▸ **Instructions to follow**
Copy the stretch of the forum thread from "Wall to wall" through "(Jun 8, 2010)", and swap "Turkey" for "Grouse".

▸ **Selected text**

==============================

# I Didn't Get Lost



## big rockpile (Feb 24, 2003)

Went exploring National Forest Land. Didn't have a very good Map and no compass. Had my GPS, it did Good I know not good to depend on it.

Wall to wall trees but interesting, not sure if I want to hunt it. Did see plenty of Deer and Turkey. Killed couple Squirrels.

big rockpile


----------



## Nimrod (Jun 8, 2010)

Rock,

You are in good company. To quote Jim Bridger, "Often I didn't know where I was, but I was _never lost_". 

Please be careful. GPS units can be blocked by the trees and the batteries die very very quickly. Always take a compass as backup.


----------



## Seth (Dec 3, 2012)

We are all lost, most just don't know it. Seth


----------



## notwyse (Feb 16, 2014)

We aren't lost....just not there yet


----------



## Seth (Dec 3, 2012)

I've seen this place before. I think we're going in circles. Seth


----------



## big rockpile (Feb 24, 2003)

Seth said:


> We are all lost, most just don't know it. Seth


 
Got Jesus leading me.

big rockpile


----------



## tarbe (Apr 7, 2007)

big rockpile said:


> Got Jesus leading me.
> 
> big rockpile


Me too. Being a sheep, I am not always so good at following.

Thankfully, He is a very good Shepard. :grin:


----------



## joejeep92 (Oct 11, 2010)

Some of the best things ever seen in nature are seen with no idea where you are. It isn't quite lost, you just can't quite pinpoint where you are...

==============================

▸ **Material supplied**
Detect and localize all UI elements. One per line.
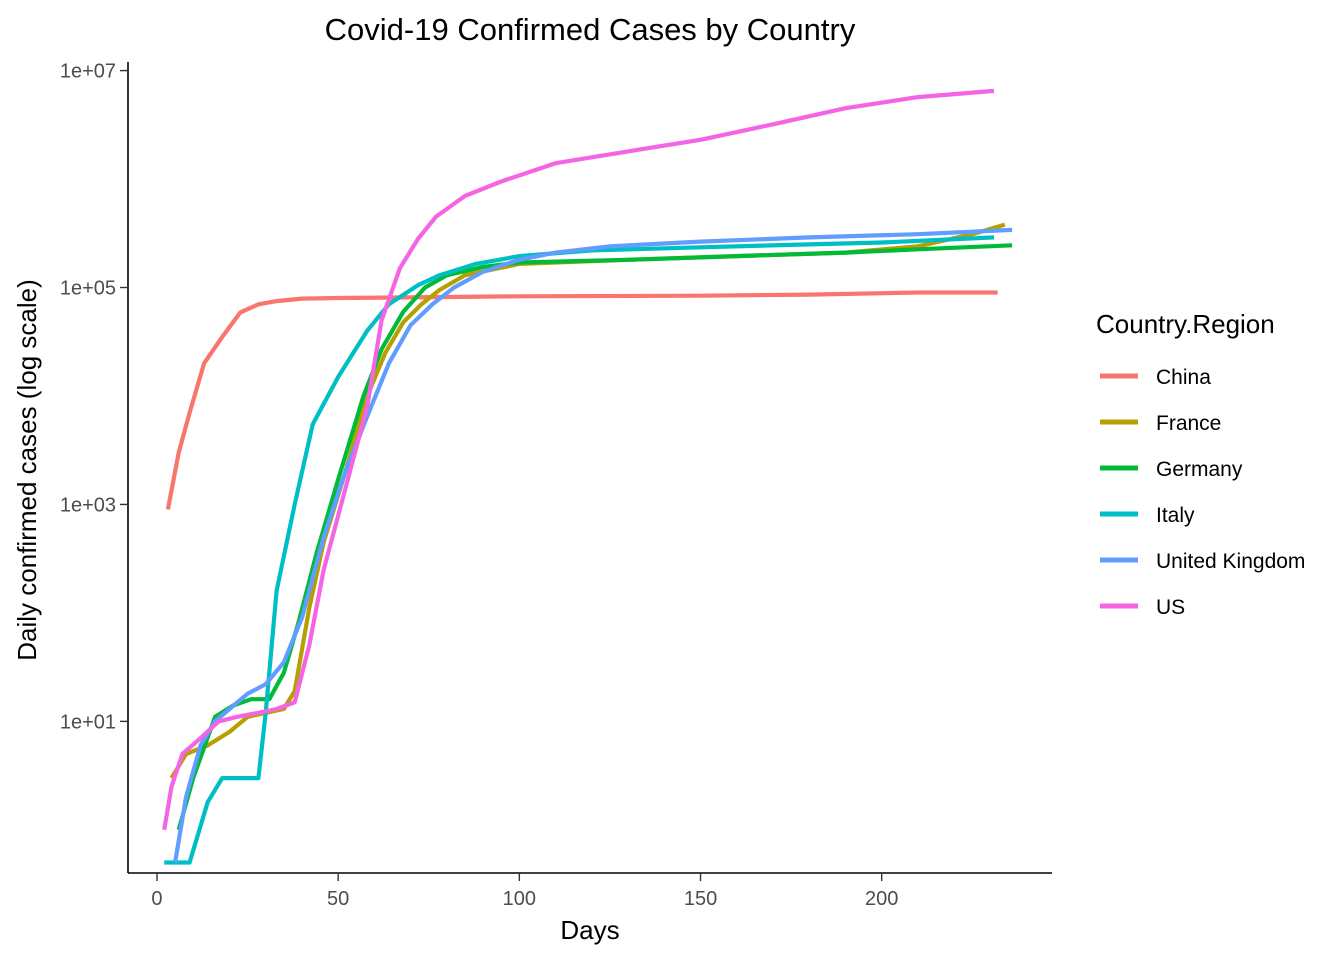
legend-item-china: China	[1100, 366, 1211, 389]
x-tick-label: 50	[327, 888, 349, 910]
x-tick-label: 200	[865, 888, 898, 910]
x-tick-label: 100	[503, 888, 536, 910]
x-axis-ticks: 0 50 100 150 200	[151, 873, 898, 910]
y-tick-label: 1e+05	[60, 278, 116, 300]
series-line-germany	[176, 243, 1013, 831]
legend-label-italy: Italy	[1156, 504, 1195, 527]
series-line-italy	[164, 235, 995, 865]
x-tick-label: 150	[684, 888, 717, 910]
x-axis-title: Days	[560, 915, 619, 945]
plot-area	[162, 88, 1013, 865]
y-tick-label: 1e+01	[60, 711, 116, 733]
series-line-us	[162, 88, 995, 831]
y-axis-title: Daily confirmed cases (log scale)	[12, 279, 42, 660]
legend-label-china: China	[1156, 366, 1211, 389]
chart-title: Covid-19 Confirmed Cases by Country	[325, 12, 856, 47]
x-tick-label: 0	[151, 888, 162, 910]
legend-item-united-kingdom: United Kingdom	[1100, 550, 1305, 573]
series-line-china	[165, 290, 998, 510]
legend-title: Country.Region	[1096, 309, 1275, 339]
legend-item-italy: Italy	[1100, 504, 1195, 527]
legend-label-united-kingdom: United Kingdom	[1156, 550, 1305, 573]
y-tick-label: 1e+03	[60, 494, 116, 516]
legend: Country.Region China France Germany Italy Un…	[1096, 309, 1305, 619]
legend-item-us: US	[1100, 596, 1185, 619]
legend-label-france: France	[1156, 412, 1221, 435]
legend-label-germany: Germany	[1156, 458, 1243, 481]
legend-item-france: France	[1100, 412, 1221, 435]
y-axis-ticks: 1e+01 1e+03 1e+05 1e+07	[60, 61, 128, 733]
y-tick-label: 1e+07	[60, 61, 116, 83]
series-line-united-kingdom	[173, 227, 1013, 863]
legend-label-us: US	[1156, 596, 1185, 619]
legend-item-germany: Germany	[1100, 458, 1243, 481]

==============================

▸ **Result for this task**
Wall to wall trees but interesting, not sure if I want to hunt it. Did see plenty of Deer and Grouse. Killed couple Squirrels.

big rockpile


----------



## Nimrod (Jun 8, 2010)